Set exercise:
Copy each line where the word "posible" occurs.

Recorded data:
::::::::::
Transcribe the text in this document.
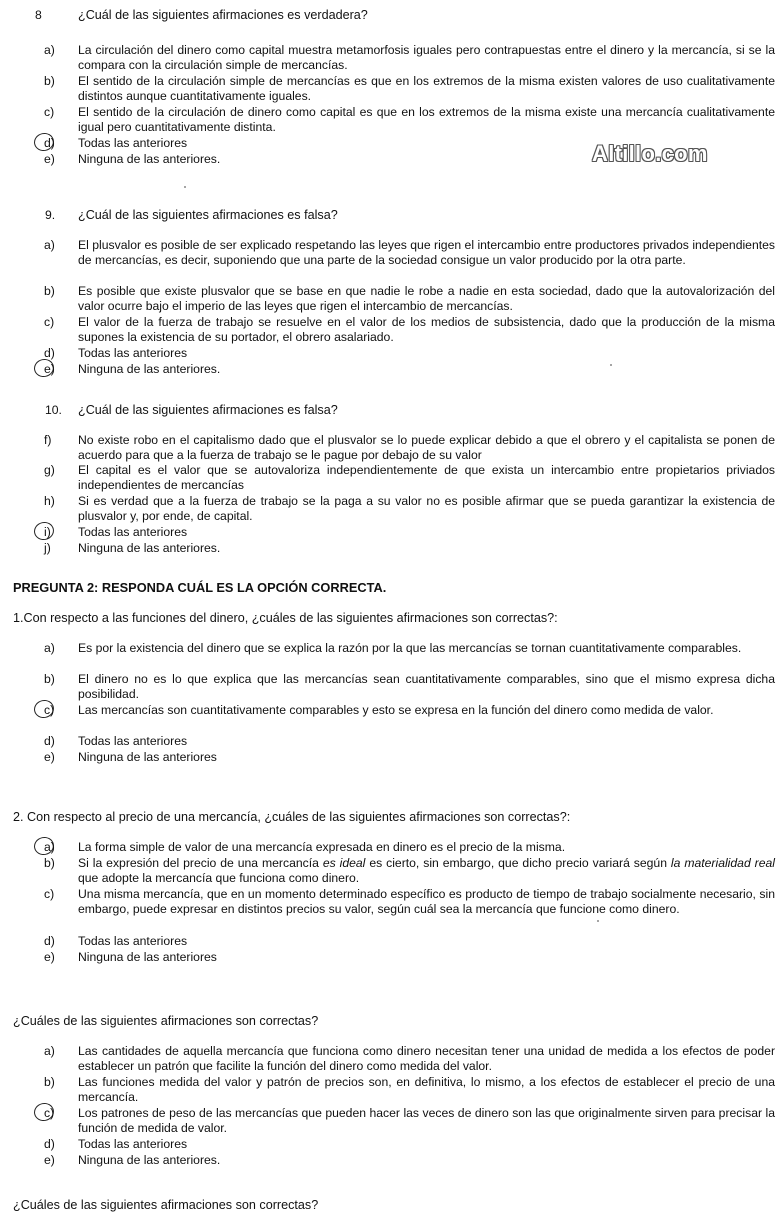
Altillo.com
8	¿Cuál de las siguientes afirmaciones es verdadera?
a)	La circulación del dinero como capital muestra metamorfosis iguales pero contrapuestas entre el dinero y la mercancía, si se la compara con la circulación simple de mercancías.
b)	El sentido de la circulación simple de mercancías es que en los extremos de la misma existen valores de uso cualitativamente distintos aunque cuantitativamente iguales.
c)	El sentido de la circulación de dinero como capital es que en los extremos de la misma existe una mercancía cualitativamente igual pero cuantitativamente distinta.
d)	Todas las anteriores
e)	Ninguna de las anteriores.
9. ¿Cuál de las siguientes afirmaciones es falsa?
a)	El plusvalor es posible de ser explicado respetando las leyes que rigen el intercambio entre productores privados independientes de mercancías, es decir, suponiendo que una parte de la sociedad consigue un valor producido por la otra parte.
b)	Es posible que existe plusvalor que se base en que nadie le robe a nadie en esta sociedad, dado que la autovalorización del valor ocurre bajo el imperio de las leyes que rigen el intercambio de mercancías.
c)	El valor de la fuerza de trabajo se resuelve en el valor de los medios de subsistencia, dado que la producción de la misma supones la existencia de su portador, el obrero asalariado.
d)	Todas las anteriores
e)	Ninguna de las anteriores.
10. ¿Cuál de las siguientes afirmaciones es falsa?
f)	No existe robo en el capitalismo dado que el plusvalor se lo puede explicar debido a que el obrero y el capitalista se ponen de acuerdo para que a la fuerza de trabajo se le pague por debajo de su valor
g)	El capital es el valor que se autovaloriza independientemente de que exista un intercambio entre propietarios priviados independientes de mercancías
h)	Si es verdad que a la fuerza de trabajo se la paga a su valor no es posible afirmar que se pueda garantizar la existencia de plusvalor y, por ende, de capital.
i)	Todas las anteriores
j)	Ninguna de las anteriores.
PREGUNTA 2: RESPONDA CUÁL ES LA OPCIÓN CORRECTA.
1.Con respecto a las funciones del dinero, ¿cuáles de las siguientes afirmaciones son correctas?:
a)	Es por la existencia del dinero que se explica la razón por la que las mercancías se tornan cuantitativamente comparables.
b)	El dinero no es lo que explica que las mercancías sean cuantitativamente comparables, sino que el mismo expresa dicha posibilidad.
c)	Las mercancías son cuantitativamente comparables y esto se expresa en la función del dinero como medida de valor.
d)	Todas las anteriores
e)	Ninguna de las anteriores
2. Con respecto al precio de una mercancía, ¿cuáles de las siguientes afirmaciones son correctas?:
a)	La forma simple de valor de una mercancía expresada en dinero es el precio de la misma.
b)	Si la expresión del precio de una mercancía es ideal es cierto, sin embargo, que dicho precio variará según la materialidad real que adopte la mercancía que funciona como dinero.
c)	Una misma mercancía, que en un momento determinado específico es producto de tiempo de trabajo socialmente necesario, sin embargo, puede expresar en distintos precios su valor, según cuál sea la mercancía que funcione como dinero.
d)	Todas las anteriores
e)	Ninguna de las anteriores
¿Cuáles de las siguientes afirmaciones son correctas?
a)	Las cantidades de aquella mercancía que funciona como dinero necesitan tener una unidad de medida a los efectos de poder establecer un patrón que facilite la función del dinero como medida del valor.
b)	Las funciones medida del valor y patrón de precios son, en definitiva, lo mismo, a los efectos de establecer el precio de una mercancía.
c)	Los patrones de peso de las mercancías que pueden hacer las veces de dinero son las que originalmente sirven para precisar la función de medida de valor.
d)	Todas las anteriores
e)	Ninguna de las anteriores.
¿Cuáles de las siguientes afirmaciones son correctas?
::::::::::
Exercise solution:
a)	El plusvalor es posible de ser explicado respetando las leyes que rigen el intercambio entre productores privados independientes de mercancías, es decir, suponiendo que una parte de la sociedad consigue un valor producido por la otra parte.
b)	Es posible que existe plusvalor que se base en que nadie le robe a nadie en esta sociedad, dado que la autovalorización del valor ocurre bajo el imperio de las leyes que rigen el intercambio de mercancías.
h)	Si es verdad que a la fuerza de trabajo se la paga a su valor no es posible afirmar que se pueda garantizar la existencia de plusvalor y, por ende, de capital.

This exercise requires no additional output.